**PROBLEM DESCRIPTION**
Can you output the records below exactly as they are written?

**GIVEN RECORDS**
^^^^^^^^

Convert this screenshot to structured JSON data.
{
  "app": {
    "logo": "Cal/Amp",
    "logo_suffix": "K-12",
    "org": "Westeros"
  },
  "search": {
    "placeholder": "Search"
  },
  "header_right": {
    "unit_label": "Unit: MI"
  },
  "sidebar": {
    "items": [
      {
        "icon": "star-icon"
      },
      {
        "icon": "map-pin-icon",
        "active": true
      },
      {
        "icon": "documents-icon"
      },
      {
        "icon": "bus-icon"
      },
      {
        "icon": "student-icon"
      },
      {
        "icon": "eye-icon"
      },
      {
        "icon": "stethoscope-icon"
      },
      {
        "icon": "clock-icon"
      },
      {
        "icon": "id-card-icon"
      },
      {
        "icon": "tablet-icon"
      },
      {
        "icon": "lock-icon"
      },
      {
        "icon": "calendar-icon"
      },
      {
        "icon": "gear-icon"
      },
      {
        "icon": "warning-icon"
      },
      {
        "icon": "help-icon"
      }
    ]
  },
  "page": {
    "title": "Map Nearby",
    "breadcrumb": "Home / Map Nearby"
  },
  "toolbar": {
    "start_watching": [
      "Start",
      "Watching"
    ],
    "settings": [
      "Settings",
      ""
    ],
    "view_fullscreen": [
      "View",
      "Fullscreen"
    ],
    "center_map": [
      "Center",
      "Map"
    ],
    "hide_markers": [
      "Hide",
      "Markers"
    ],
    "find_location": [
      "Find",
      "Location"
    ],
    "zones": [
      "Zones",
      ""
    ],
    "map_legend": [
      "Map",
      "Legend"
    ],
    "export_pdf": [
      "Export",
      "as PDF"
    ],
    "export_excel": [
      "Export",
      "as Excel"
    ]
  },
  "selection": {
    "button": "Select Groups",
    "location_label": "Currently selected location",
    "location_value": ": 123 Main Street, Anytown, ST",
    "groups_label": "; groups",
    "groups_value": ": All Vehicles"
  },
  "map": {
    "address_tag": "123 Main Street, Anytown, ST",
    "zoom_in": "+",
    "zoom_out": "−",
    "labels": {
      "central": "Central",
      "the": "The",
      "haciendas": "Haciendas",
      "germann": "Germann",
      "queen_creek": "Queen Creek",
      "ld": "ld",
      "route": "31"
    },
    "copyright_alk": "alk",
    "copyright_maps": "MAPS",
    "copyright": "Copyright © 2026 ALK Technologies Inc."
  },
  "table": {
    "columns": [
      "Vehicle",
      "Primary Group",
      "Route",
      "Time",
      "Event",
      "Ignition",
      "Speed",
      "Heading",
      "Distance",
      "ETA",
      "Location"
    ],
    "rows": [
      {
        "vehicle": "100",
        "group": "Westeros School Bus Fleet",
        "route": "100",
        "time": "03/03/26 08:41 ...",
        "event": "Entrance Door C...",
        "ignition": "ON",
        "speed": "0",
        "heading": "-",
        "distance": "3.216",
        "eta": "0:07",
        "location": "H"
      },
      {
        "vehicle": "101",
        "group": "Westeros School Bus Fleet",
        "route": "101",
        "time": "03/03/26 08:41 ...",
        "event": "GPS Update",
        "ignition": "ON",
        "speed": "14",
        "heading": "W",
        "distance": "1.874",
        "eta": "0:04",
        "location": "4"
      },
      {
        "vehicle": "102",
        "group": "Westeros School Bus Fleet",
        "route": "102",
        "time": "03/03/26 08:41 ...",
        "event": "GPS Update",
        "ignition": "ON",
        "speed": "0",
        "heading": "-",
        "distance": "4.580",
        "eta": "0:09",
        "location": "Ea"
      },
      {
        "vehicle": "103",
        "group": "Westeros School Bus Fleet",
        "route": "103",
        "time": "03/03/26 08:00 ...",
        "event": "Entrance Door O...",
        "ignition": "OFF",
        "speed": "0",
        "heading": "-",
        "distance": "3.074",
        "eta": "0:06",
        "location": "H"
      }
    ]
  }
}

^^^^^^^^

**SOLUTION FOR THIS PROBLEM**
Convert this screenshot to structured JSON data.
{
  "app": {
    "logo": "Cal/Amp",
    "logo_suffix": "K-12",
    "org": "Westeros"
  },
  "search": {
    "placeholder": "Search"
  },
  "header_right": {
    "unit_label": "Unit: MI"
  },
  "sidebar": {
    "items": [
      {
        "icon": "star-icon"
      },
      {
        "icon": "map-pin-icon",
        "active": true
      },
      {
        "icon": "documents-icon"
      },
      {
        "icon": "bus-icon"
      },
      {
        "icon": "student-icon"
      },
      {
        "icon": "eye-icon"
      },
      {
        "icon": "stethoscope-icon"
      },
      {
        "icon": "clock-icon"
      },
      {
        "icon": "id-card-icon"
      },
      {
        "icon": "tablet-icon"
      },
      {
        "icon": "lock-icon"
      },
      {
        "icon": "calendar-icon"
      },
      {
        "icon": "gear-icon"
      },
      {
        "icon": "warning-icon"
      },
      {
        "icon": "help-icon"
      }
    ]
  },
  "page": {
    "title": "Map Nearby",
    "breadcrumb": "Home / Map Nearby"
  },
  "toolbar": {
    "start_watching": [
      "Start",
      "Watching"
    ],
    "settings": [
      "Settings",
      ""
    ],
    "view_fullscreen": [
      "View",
      "Fullscreen"
    ],
    "center_map": [
      "Center",
      "Map"
    ],
    "hide_markers": [
      "Hide",
      "Markers"
    ],
    "find_location": [
      "Find",
      "Location"
    ],
    "zones": [
      "Zones",
      ""
    ],
    "map_legend": [
      "Map",
      "Legend"
    ],
    "export_pdf": [
      "Export",
      "as PDF"
    ],
    "export_excel": [
      "Export",
      "as Excel"
    ]
  },
  "selection": {
    "button": "Select Groups",
    "location_label": "Currently selected location",
    "location_value": ": 123 Main Street, Anytown, ST",
    "groups_label": "; groups",
    "groups_value": ": All Vehicles"
  },
  "map": {
    "address_tag": "123 Main Street, Anytown, ST",
    "zoom_in": "+",
    "zoom_out": "−",
    "labels": {
      "central": "Central",
      "the": "The",
      "haciendas": "Haciendas",
      "germann": "Germann",
      "queen_creek": "Queen Creek",
      "ld": "ld",
      "route": "31"
    },
    "copyright_alk": "alk",
    "copyright_maps": "MAPS",
    "copyright": "Copyright © 2026 ALK Technologies Inc."
  },
  "table": {
    "columns": [
      "Vehicle",
      "Primary Group",
      "Route",
      "Time",
      "Event",
      "Ignition",
      "Speed",
      "Heading",
      "Distance",
      "ETA",
      "Location"
    ],
    "rows": [
      {
        "vehicle": "100",
        "group": "Westeros School Bus Fleet",
        "route": "100",
        "time": "03/03/26 08:41 ...",
        "event": "Entrance Door C...",
        "ignition": "ON",
        "speed": "0",
        "heading": "-",
        "distance": "3.216",
        "eta": "0:07",
        "location": "H"
      },
      {
        "vehicle": "101",
        "group": "Westeros School Bus Fleet",
        "route": "101",
        "time": "03/03/26 08:41 ...",
        "event": "GPS Update",
        "ignition": "ON",
        "speed": "14",
        "heading": "W",
        "distance": "1.874",
        "eta": "0:04",
        "location": "4"
      },
      {
        "vehicle": "102",
        "group": "Westeros School Bus Fleet",
        "route": "102",
        "time": "03/03/26 08:41 ...",
        "event": "GPS Update",
        "ignition": "ON",
        "speed": "0",
        "heading": "-",
        "distance": "4.580",
        "eta": "0:09",
        "location": "Ea"
      },
      {
        "vehicle": "103",
        "group": "Westeros School Bus Fleet",
        "route": "103",
        "time": "03/03/26 08:00 ...",
        "event": "Entrance Door O...",
        "ignition": "OFF",
        "speed": "0",
        "heading": "-",
        "distance": "3.074",
        "eta": "0:06",
        "location": "H"
      }
    ]
  }
}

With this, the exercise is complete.